-------- Exercise text
I am one of those people for whom fitness is necessary on a zen level. I sometimes joke that working out keeps me off of drugs, and while I will laugh as I say this, I am not entirely kidding. Endorphins help to keep my anxiety at bay. The same is not true for my mother; she does not need that chemical release to feel sane. Most of her life she’s also had this knack for eating whatever she wants (though throughout the years she has been quite reasonable with her diet) and staying fit in form. But in the past couple of years, my mom has discovered a newfound appreciation for a fitness routine. If you are anything like her and haven’t established a firm fitness plan, the following are some compelling reasons why today is the perfect day to begin!
Exercise fights inflammation
I was delighted by this finding. I know that diet is deeply connected to inflammation in our bodies, but a study cited in Experience L!fe’s article entitled “How Exercise Decreases Inflammation” also found that “both aerobic and nonaerobic exercise have been shown to lower levels of C-reactive protein, or CRP (the body’s marker for inflammation). The lower the body’s CRP, the less inflammation is present.” (Note: Exercise can also induce inflammation if you get too ambitious with your workouts without giving your body proper recovery.)
Exercise can increase bone density
Want to stave off osteoporosis and sarcopenia? Impact exercise, which can be as simple as hopping and sprinting, can help you build stronger and healthier bones. In The New York Times article “Ask Well: Exercises to Strengthen Bones,” Dr. Jon Tobias, professor of rheumatology, explains that when we engage in more impactful exercises, ground-reaction forces are created “that move through your bones and stimulate them to “remodel” themselves and add density.”
----------------
- **Activity list**:
A: Answer these from the article on the benefits of exercise:
(i) What does the writer say endorphins help keep at bay?
(ii) What does the cited study name as the body's marker for inflammation?
(iii) What is Dr. Jon Tobias a professor of?
B: Quote the article on the benefits of exercise word for word. Begin at the words "I am one of" and stop after "day to begin!".
C: Write the next part of the article on the benefits of exercise, picking up after its final sentence.
The listing that comes next is taken from a separate source.
-------- Material provided
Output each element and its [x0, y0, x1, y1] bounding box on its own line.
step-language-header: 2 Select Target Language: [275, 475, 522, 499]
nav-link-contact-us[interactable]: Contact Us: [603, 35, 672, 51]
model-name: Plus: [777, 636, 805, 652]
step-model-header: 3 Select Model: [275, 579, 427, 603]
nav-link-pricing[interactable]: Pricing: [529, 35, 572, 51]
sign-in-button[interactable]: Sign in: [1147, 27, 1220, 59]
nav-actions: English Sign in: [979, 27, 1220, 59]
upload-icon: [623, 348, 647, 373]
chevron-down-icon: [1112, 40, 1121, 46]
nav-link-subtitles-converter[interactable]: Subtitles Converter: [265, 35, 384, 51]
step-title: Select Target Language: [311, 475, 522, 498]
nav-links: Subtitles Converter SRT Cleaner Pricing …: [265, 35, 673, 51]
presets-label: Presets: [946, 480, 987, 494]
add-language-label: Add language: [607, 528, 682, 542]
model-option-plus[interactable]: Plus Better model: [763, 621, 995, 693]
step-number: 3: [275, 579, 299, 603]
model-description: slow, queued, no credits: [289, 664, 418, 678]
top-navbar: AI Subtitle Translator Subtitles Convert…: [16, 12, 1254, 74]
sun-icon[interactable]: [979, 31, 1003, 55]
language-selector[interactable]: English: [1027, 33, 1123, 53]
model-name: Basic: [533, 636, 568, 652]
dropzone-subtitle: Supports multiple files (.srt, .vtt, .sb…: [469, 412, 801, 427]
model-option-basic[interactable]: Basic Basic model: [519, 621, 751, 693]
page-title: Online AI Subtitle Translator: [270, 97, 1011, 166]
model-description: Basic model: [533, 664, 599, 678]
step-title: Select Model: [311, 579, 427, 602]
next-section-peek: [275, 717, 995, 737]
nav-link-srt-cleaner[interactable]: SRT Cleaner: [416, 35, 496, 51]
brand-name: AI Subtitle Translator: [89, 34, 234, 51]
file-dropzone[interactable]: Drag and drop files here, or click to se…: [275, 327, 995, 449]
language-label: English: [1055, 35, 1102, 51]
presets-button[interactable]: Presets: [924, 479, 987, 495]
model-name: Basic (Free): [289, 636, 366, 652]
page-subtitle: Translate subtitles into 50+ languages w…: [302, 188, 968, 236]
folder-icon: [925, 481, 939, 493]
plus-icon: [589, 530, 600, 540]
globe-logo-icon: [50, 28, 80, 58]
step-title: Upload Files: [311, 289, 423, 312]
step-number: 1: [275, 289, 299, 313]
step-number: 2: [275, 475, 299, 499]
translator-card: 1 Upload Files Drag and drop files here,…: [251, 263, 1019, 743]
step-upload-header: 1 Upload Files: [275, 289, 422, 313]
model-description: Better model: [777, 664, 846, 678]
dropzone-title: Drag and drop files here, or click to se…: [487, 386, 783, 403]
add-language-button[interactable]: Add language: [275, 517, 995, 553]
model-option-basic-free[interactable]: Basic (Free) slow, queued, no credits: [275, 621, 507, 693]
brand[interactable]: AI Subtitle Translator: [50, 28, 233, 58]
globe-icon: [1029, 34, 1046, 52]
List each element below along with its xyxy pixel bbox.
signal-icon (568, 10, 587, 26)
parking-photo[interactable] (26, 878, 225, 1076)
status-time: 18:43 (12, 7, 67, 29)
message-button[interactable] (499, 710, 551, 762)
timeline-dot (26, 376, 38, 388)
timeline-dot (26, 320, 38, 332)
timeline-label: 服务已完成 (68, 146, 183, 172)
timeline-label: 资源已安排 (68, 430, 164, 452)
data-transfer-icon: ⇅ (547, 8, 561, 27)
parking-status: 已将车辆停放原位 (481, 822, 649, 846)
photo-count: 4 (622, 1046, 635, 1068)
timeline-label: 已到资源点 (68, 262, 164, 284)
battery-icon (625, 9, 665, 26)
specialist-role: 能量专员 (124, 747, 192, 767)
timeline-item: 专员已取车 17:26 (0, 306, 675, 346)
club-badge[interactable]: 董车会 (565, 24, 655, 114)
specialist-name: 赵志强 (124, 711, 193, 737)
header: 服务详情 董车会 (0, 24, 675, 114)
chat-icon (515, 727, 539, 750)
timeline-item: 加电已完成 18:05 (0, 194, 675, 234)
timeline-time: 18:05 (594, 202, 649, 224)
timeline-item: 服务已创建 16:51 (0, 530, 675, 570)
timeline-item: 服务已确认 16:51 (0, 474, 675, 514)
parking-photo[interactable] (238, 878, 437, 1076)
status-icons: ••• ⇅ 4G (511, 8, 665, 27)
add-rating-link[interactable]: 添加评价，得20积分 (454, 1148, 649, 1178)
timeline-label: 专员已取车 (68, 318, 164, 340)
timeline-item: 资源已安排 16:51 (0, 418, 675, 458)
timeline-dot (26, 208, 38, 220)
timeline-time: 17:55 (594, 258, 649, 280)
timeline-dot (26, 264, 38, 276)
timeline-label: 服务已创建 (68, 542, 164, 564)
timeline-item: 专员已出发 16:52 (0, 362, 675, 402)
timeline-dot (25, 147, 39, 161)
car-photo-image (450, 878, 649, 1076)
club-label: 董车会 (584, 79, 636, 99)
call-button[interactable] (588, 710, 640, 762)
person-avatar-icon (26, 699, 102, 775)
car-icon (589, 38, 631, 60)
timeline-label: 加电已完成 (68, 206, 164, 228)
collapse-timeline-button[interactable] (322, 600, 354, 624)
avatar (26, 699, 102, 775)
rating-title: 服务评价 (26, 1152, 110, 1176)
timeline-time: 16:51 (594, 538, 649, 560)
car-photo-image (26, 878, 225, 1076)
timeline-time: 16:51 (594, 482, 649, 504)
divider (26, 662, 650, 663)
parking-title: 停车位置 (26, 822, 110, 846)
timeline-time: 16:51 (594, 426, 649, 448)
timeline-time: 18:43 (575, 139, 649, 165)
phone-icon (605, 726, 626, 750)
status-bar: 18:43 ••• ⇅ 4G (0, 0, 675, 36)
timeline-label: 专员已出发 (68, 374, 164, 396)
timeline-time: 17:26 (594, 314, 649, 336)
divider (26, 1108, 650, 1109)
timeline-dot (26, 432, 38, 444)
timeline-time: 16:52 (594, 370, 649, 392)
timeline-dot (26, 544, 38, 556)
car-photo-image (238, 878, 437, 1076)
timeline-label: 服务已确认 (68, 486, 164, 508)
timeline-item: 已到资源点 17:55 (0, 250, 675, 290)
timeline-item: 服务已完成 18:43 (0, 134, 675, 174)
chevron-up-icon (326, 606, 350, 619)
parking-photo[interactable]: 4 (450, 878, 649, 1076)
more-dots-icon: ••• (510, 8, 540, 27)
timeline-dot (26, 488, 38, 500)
----------------
- **Answers for the exercise**:
A:
(i) Anxiety.
(ii) C-reactive protein, or CRP.
(iii) Rheumatology.

B:
I am one of those people for whom fitness is necessary on a zen level. I sometimes joke that working out keeps me off of drugs, and while I will laugh as I say this, I am not entirely kidding. Endorphins help to keep my anxiety at bay. The same is not true for my mother; she does not need that chemical release to feel sane. Most of her life she’s also had this knack for eating whatever she wants (though throughout the years she has been quite reasonable with her diet) and staying fit in form. But in the past couple of years, my mom has discovered a newfound appreciation for a fitness routine. If you are anything like her and haven’t established a firm fitness plan, the following are some compelling reasons why today is the perfect day to begin!

C:
Exercise gives your brain a boost
Dementia and Alzheimer’s run in my family. I get a bit paranoid about it sometimes, especially when I am standing in front of my students and I forget how to spell a word. NPR’s “How Exercise and Other Activities Beat Back Dementia” offers me hope. Neuroscientist Art Kramer emphasizes that indeed the best thing you can do for your brain is exercise. Kramer conducted a study which found aerobic exercise to increase brain volume. The more brain volume, the better your memory. So, not only are my runs helping me get ready for my summer wardrobe, but now I’m picturing my brain in a bright pink bikini right now, strutting down a white, sandy beach.
Exercise can help you have beautiful skin
Since moving to China, I have encountered a new kind of no-see-um, that tiny little fly-bug that bites without notice and leaves a large welt on your skin. I am highly allergic to this new breed, and thus I am scarring from the bug bites. The good news is my time on the elliptical is helping speed up blood flow throughout my body. In Time’s “Fitness: The Surprising Health Benefits of Exercise” Mandy Oaklander and Heather Jones explain aerobic exercise helps to deliver “oxygen and nutrients that improve skin health and even help wounds heal faster.”
Exercise strengthens relationships
I am using the study of my own life as evidence here. As I consider the people with whom I have set track records, climbed snow-capped mountains and simply sweat alongside in a hard HIIT workout, I note that at the end of activity, I feel closer to these people. Supporting one another through a difficult day at the gym or throughout a race training program builds strong bonds, develops trust and honestly and makes us want to hug each other – and hugs make this world go round.